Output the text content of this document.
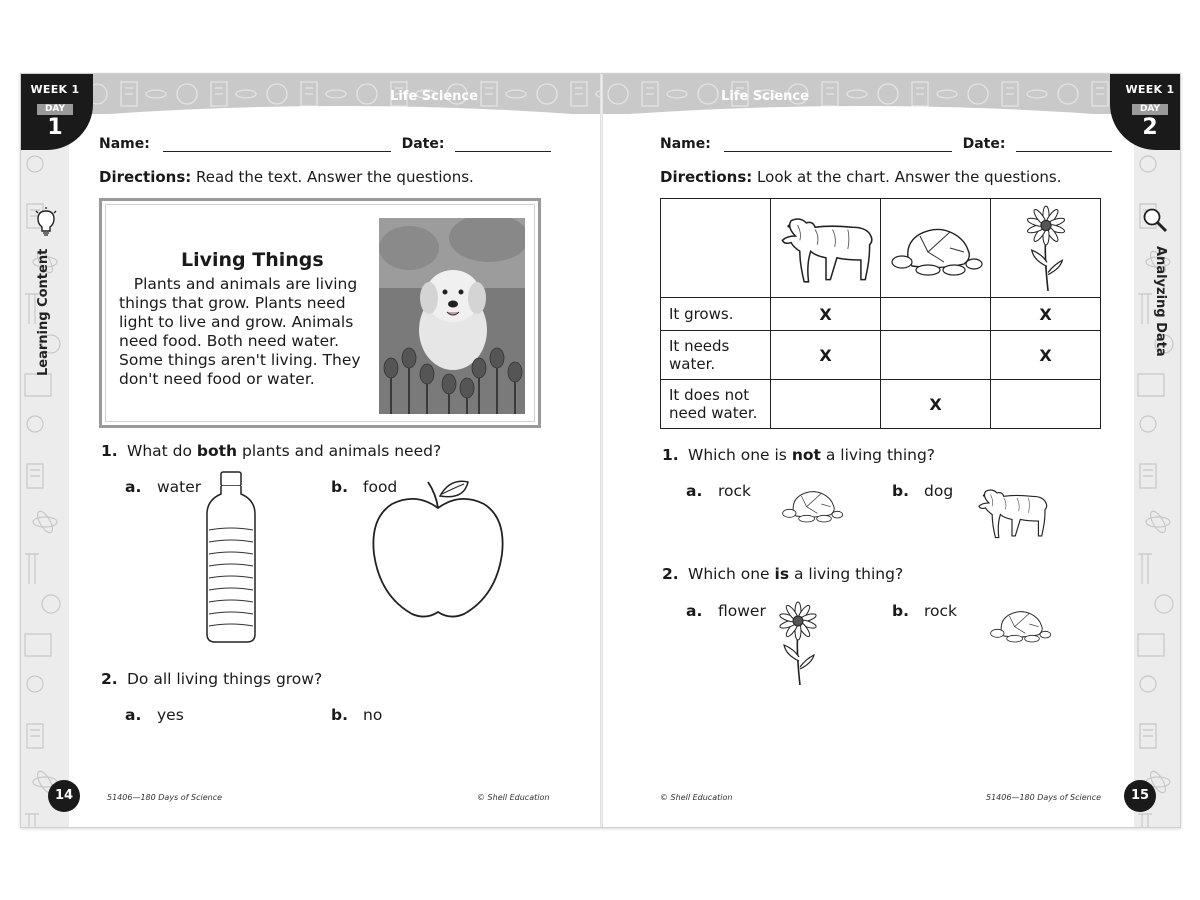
Life Science
Learning Content
WEEK 1
DAY
1
Name:	Date:
Directions: Read the text. Answer the questions.
Living Things
Plants and animals are living
things that grow. Plants need
light to live and grow. Animals
need food. Both need water.
Some things aren't living. They
don't need food or water.
1. What do both plants and animals need?
a. water	b. food
2. Do all living things grow?
a. yes	b. no
14	51406—180 Days of Science	© Shell Education
Life Science
Analyzing Data
WEEK 1
DAY
2
Name:	Date:
Directions: Look at the chart. Answer the questions.

It grows.	X		X

It needs
water.	X		X

It does not
need water.		X	
1. Which one is not a living thing?
a. rock	b. dog
2. Which one is a living thing?
a. flower	b. rock
15
© Shell Education	51406—180 Days of Science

- [What to work on]:
Select and copy every line of the listing with the word "text".

- [Solution for this problem]:
Output the text content of this document.
Directions: Read the text. Answer the questions.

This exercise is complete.